* OBJECTIVE
The entries are to be returned exactly, with images left out.
.....
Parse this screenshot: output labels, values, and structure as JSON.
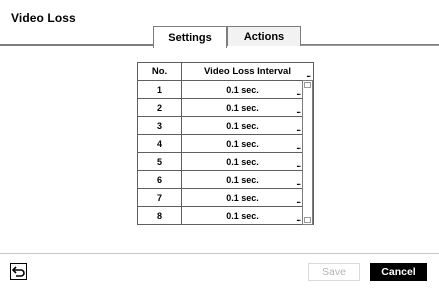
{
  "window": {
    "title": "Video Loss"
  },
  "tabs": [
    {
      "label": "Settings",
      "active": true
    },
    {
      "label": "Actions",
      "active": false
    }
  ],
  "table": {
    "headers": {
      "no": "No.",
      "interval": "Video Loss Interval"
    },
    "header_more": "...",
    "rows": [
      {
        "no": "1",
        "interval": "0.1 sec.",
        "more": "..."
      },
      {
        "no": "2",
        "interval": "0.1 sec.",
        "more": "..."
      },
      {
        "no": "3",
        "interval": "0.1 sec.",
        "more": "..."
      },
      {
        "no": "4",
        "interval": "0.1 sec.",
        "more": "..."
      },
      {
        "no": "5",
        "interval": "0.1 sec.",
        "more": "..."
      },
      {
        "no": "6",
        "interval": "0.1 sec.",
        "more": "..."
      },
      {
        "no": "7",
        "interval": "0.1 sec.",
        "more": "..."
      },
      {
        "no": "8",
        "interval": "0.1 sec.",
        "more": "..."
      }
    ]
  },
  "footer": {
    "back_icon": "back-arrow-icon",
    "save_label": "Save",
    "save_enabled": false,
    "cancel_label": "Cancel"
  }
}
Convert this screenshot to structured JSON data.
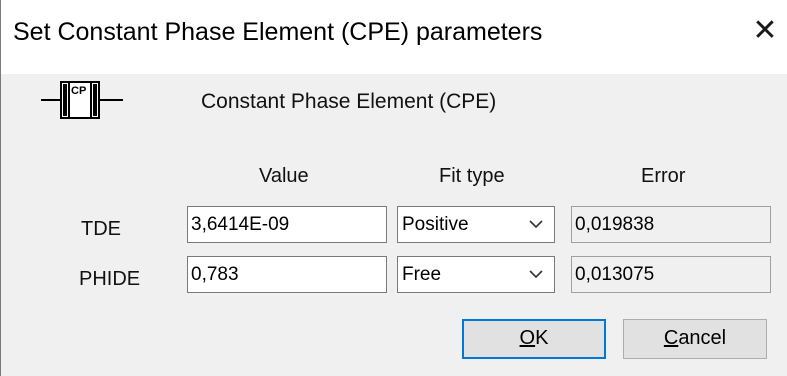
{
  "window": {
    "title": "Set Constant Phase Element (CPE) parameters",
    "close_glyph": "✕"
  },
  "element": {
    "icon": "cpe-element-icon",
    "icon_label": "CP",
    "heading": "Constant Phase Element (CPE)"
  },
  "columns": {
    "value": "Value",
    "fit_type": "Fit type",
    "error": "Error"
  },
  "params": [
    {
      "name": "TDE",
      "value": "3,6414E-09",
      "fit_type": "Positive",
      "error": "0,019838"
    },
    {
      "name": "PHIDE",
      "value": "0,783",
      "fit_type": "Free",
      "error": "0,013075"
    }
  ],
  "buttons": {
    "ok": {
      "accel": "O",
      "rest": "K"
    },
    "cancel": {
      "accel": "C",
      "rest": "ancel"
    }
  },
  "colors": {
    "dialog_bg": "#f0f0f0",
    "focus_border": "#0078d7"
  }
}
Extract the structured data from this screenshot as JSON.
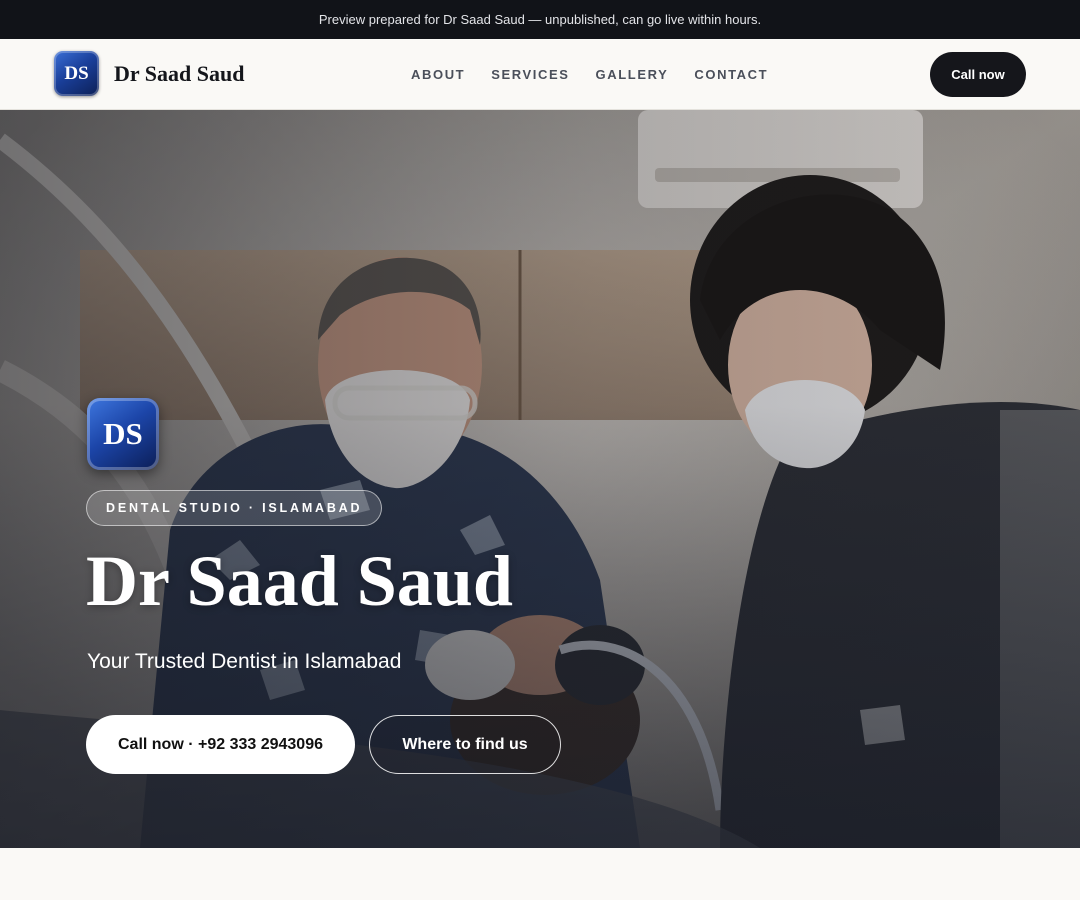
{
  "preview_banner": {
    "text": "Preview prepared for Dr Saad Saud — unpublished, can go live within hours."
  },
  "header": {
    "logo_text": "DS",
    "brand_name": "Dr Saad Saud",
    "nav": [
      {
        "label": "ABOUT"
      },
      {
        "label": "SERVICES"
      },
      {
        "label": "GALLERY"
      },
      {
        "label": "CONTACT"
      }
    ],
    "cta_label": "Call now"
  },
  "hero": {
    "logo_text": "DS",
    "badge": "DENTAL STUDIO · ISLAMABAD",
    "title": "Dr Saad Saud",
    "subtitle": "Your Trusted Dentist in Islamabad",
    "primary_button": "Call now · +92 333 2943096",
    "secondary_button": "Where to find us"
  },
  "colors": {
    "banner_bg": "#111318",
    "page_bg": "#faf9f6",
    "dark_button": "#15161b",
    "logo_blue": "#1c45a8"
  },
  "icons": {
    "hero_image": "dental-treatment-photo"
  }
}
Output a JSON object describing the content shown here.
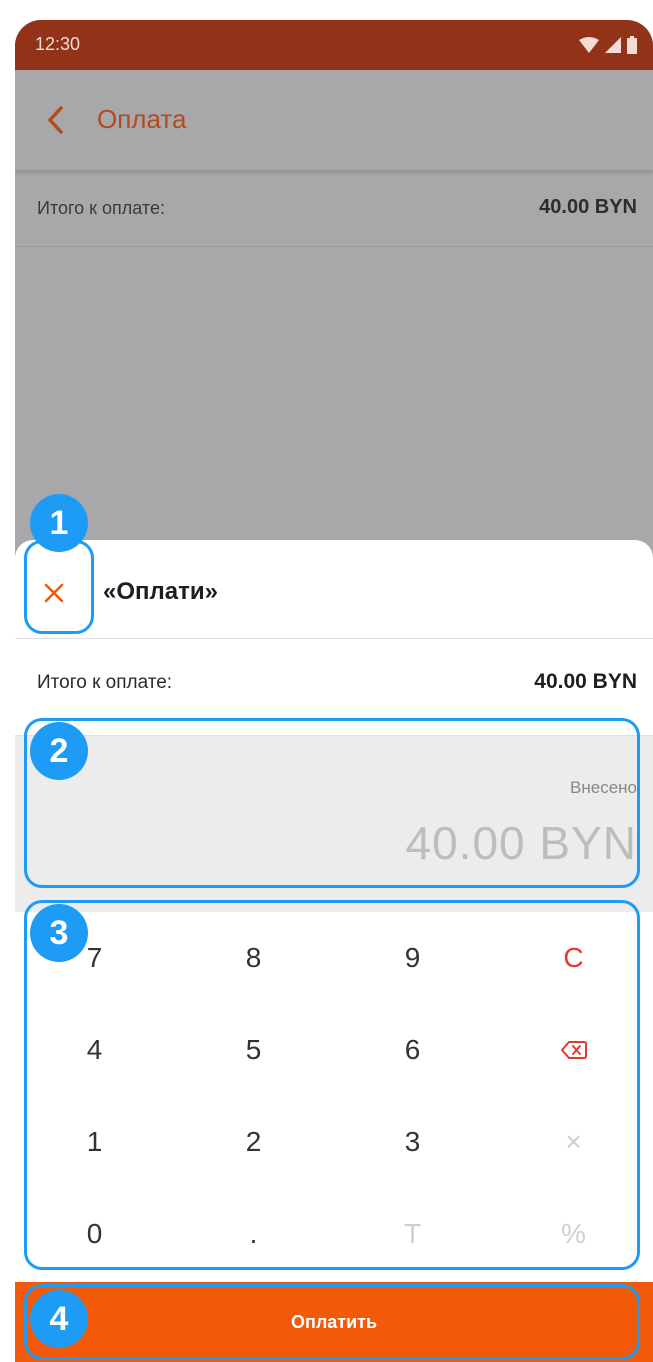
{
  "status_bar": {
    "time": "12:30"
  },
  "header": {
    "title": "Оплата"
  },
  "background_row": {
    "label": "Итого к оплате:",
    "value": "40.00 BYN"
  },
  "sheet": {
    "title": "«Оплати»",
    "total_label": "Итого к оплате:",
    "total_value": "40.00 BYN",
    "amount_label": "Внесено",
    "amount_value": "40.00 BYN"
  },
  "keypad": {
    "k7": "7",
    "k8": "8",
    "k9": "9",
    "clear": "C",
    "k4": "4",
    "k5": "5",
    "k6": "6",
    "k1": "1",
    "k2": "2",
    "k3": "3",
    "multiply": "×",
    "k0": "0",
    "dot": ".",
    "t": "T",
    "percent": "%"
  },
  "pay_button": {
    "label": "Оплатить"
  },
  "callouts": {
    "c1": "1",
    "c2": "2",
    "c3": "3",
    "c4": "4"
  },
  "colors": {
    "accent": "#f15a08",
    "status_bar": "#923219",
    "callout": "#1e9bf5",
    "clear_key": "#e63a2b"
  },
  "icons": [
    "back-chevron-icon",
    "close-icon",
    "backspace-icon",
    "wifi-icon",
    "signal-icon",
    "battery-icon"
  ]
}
.....
* SOLUTION FOR THIS EXERCISE
Parse this screenshot: output labels, values, and structure as JSON.
{
  "window": {
    "title": "Video Loss"
  },
  "tabs": [
    {
      "label": "Settings",
      "active": true
    },
    {
      "label": "Actions",
      "active": false
    }
  ],
  "table": {
    "headers": {
      "no": "No.",
      "interval": "Video Loss Interval"
    },
    "header_more": "...",
    "rows": [
      {
        "no": "1",
        "interval": "0.1 sec.",
        "more": "..."
      },
      {
        "no": "2",
        "interval": "0.1 sec.",
        "more": "..."
      },
      {
        "no": "3",
        "interval": "0.1 sec.",
        "more": "..."
      },
      {
        "no": "4",
        "interval": "0.1 sec.",
        "more": "..."
      },
      {
        "no": "5",
        "interval": "0.1 sec.",
        "more": "..."
      },
      {
        "no": "6",
        "interval": "0.1 sec.",
        "more": "..."
      },
      {
        "no": "7",
        "interval": "0.1 sec.",
        "more": "..."
      },
      {
        "no": "8",
        "interval": "0.1 sec.",
        "more": "..."
      }
    ]
  },
  "footer": {
    "back_icon": "back-arrow-icon",
    "save_label": "Save",
    "save_enabled": false,
    "cancel_label": "Cancel"
  }
}
Convert this screenshot to structured JSON data.
{
  "window": {
    "title": "Set Constant Phase Element (CPE) parameters",
    "close_glyph": "✕"
  },
  "element": {
    "icon": "cpe-element-icon",
    "icon_label": "CP",
    "heading": "Constant Phase Element (CPE)"
  },
  "columns": {
    "value": "Value",
    "fit_type": "Fit type",
    "error": "Error"
  },
  "params": [
    {
      "name": "TDE",
      "value": "3,6414E-09",
      "fit_type": "Positive",
      "error": "0,019838"
    },
    {
      "name": "PHIDE",
      "value": "0,783",
      "fit_type": "Free",
      "error": "0,013075"
    }
  ],
  "buttons": {
    "ok": {
      "accel": "O",
      "rest": "K"
    },
    "cancel": {
      "accel": "C",
      "rest": "ancel"
    }
  },
  "colors": {
    "dialog_bg": "#f0f0f0",
    "focus_border": "#0078d7"
  }
}
Extract the structured data from this screenshot as JSON.
{
  "preview_banner": {
    "text": "Preview prepared for Dr Saad Saud — unpublished, can go live within hours."
  },
  "header": {
    "logo_text": "DS",
    "brand_name": "Dr Saad Saud",
    "nav": [
      {
        "label": "ABOUT"
      },
      {
        "label": "SERVICES"
      },
      {
        "label": "GALLERY"
      },
      {
        "label": "CONTACT"
      }
    ],
    "cta_label": "Call now"
  },
  "hero": {
    "logo_text": "DS",
    "badge": "DENTAL STUDIO · ISLAMABAD",
    "title": "Dr Saad Saud",
    "subtitle": "Your Trusted Dentist in Islamabad",
    "primary_button": "Call now · +92 333 2943096",
    "secondary_button": "Where to find us"
  },
  "colors": {
    "banner_bg": "#111318",
    "page_bg": "#faf9f6",
    "dark_button": "#15161b",
    "logo_blue": "#1c45a8"
  },
  "icons": {
    "hero_image": "dental-treatment-photo"
  }
}
Output a JSON object describing the content shown here.
{
  "status_bar": {
    "time": "12:30"
  },
  "header": {
    "title": "Оплата"
  },
  "background_row": {
    "label": "Итого к оплате:",
    "value": "40.00 BYN"
  },
  "sheet": {
    "title": "«Оплати»",
    "total_label": "Итого к оплате:",
    "total_value": "40.00 BYN",
    "amount_label": "Внесено",
    "amount_value": "40.00 BYN"
  },
  "keypad": {
    "k7": "7",
    "k8": "8",
    "k9": "9",
    "clear": "C",
    "k4": "4",
    "k5": "5",
    "k6": "6",
    "k1": "1",
    "k2": "2",
    "k3": "3",
    "multiply": "×",
    "k0": "0",
    "dot": ".",
    "t": "T",
    "percent": "%"
  },
  "pay_button": {
    "label": "Оплатить"
  },
  "callouts": {
    "c1": "1",
    "c2": "2",
    "c3": "3",
    "c4": "4"
  },
  "colors": {
    "accent": "#f15a08",
    "status_bar": "#923219",
    "callout": "#1e9bf5",
    "clear_key": "#e63a2b"
  },
  "icons": [
    "back-chevron-icon",
    "close-icon",
    "backspace-icon",
    "wifi-icon",
    "signal-icon",
    "battery-icon"
  ]
}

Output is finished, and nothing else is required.